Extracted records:
────────────────────

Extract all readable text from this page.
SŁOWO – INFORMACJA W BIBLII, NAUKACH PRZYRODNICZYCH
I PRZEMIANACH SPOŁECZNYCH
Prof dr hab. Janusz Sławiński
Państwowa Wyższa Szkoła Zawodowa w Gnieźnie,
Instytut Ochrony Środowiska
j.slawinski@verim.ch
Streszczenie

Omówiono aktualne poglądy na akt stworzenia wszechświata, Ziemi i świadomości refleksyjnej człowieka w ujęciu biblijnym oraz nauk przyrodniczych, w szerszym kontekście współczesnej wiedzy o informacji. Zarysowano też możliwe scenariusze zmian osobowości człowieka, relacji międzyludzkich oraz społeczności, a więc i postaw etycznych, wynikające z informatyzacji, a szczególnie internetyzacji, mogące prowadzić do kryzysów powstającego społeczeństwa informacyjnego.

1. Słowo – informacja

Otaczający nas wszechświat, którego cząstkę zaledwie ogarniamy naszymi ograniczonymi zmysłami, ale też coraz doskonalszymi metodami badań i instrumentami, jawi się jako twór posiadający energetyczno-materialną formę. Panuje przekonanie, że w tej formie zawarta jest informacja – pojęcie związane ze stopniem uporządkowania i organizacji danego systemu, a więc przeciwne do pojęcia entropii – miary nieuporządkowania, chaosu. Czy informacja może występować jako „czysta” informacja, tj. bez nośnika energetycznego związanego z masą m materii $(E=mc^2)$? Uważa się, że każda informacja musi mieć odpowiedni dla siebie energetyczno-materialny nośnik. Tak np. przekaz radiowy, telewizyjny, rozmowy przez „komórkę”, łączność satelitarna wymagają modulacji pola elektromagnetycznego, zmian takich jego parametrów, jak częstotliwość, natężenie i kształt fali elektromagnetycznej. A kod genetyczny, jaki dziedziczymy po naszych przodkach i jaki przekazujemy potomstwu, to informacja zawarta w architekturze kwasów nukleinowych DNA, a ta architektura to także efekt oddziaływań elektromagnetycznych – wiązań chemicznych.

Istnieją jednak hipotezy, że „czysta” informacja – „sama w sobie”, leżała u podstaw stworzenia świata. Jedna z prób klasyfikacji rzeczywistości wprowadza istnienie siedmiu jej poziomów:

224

────────────────────

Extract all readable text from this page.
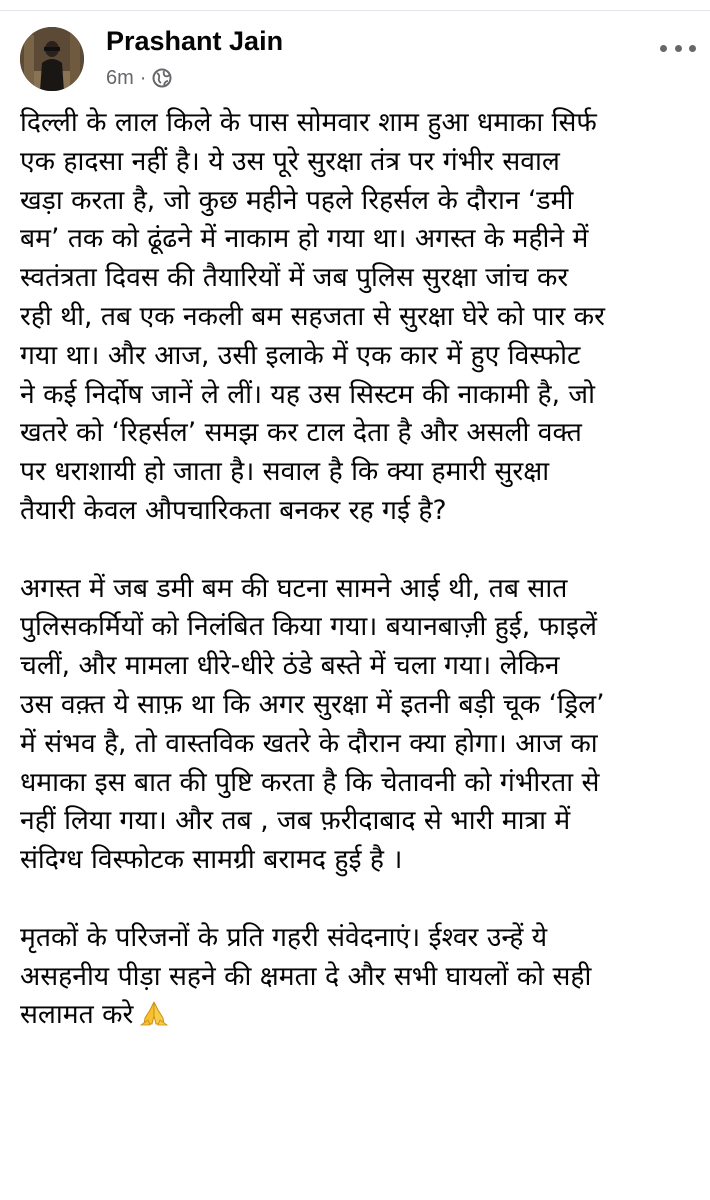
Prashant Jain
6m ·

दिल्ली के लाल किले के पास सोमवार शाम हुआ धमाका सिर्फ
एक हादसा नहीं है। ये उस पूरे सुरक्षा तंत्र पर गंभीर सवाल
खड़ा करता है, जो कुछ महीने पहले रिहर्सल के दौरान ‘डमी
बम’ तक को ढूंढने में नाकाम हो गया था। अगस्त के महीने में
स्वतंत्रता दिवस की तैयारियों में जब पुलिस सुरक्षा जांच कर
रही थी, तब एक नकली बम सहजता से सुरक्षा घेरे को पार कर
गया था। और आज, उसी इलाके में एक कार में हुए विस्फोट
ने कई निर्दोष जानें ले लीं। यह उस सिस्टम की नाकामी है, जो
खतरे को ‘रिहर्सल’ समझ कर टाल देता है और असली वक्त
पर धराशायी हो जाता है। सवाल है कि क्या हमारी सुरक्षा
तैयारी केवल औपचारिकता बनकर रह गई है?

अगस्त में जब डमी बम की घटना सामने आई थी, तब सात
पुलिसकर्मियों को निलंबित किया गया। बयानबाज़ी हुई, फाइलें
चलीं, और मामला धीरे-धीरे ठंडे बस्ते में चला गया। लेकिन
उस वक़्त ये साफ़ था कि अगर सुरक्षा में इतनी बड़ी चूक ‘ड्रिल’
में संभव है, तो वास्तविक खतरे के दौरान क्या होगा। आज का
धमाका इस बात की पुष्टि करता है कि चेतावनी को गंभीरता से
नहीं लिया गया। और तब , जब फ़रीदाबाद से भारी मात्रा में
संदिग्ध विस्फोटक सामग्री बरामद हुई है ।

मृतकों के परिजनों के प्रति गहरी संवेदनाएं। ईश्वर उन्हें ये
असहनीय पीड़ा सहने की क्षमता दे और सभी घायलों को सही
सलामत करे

────────────────────

Exercise goal: Write out every line of the preceding listing that contains "więc".

The output:
Omówiono aktualne poglądy na akt stworzenia wszechświata, Ziemi i świadomości refleksyjnej człowieka w ujęciu biblijnym oraz nauk przyrodniczych, w szerszym kontekście współczesnej wiedzy o informacji. Zarysowano też możliwe scenariusze zmian osobowości człowieka, relacji międzyludzkich oraz społeczności, a więc i postaw etycznych, wynikające z informatyzacji, a szczególnie internetyzacji, mogące prowadzić do kryzysów powstającego społeczeństwa informacyjnego.
Otaczający nas wszechświat, którego cząstkę zaledwie ogarniamy naszymi ograniczonymi zmysłami, ale też coraz doskonalszymi metodami badań i instrumentami, jawi się jako twór posiadający energetyczno-materialną formę. Panuje przekonanie, że w tej formie zawarta jest informacja – pojęcie związane ze stopniem uporządkowania i organizacji danego systemu, a więc przeciwne do pojęcia entropii – miary nieuporządkowania, chaosu. Czy informacja może występować jako „czysta” informacja, tj. bez nośnika energetycznego związanego z masą m materii $(E=mc^2)$? Uważa się, że każda informacja musi mieć odpowiedni dla siebie energetyczno-materialny nośnik. Tak np. przekaz radiowy, telewizyjny, rozmowy przez „komórkę”, łączność satelitarna wymagają modulacji pola elektromagnetycznego, zmian takich jego parametrów, jak częstotliwość, natężenie i kształt fali elektromagnetycznej. A kod genetyczny, jaki dziedziczymy po naszych przodkach i jaki przekazujemy potomstwu, to informacja zawarta w architekturze kwasów nukleinowych DNA, a ta architektura to także efekt oddziaływań elektromagnetycznych – wiązań chemicznych.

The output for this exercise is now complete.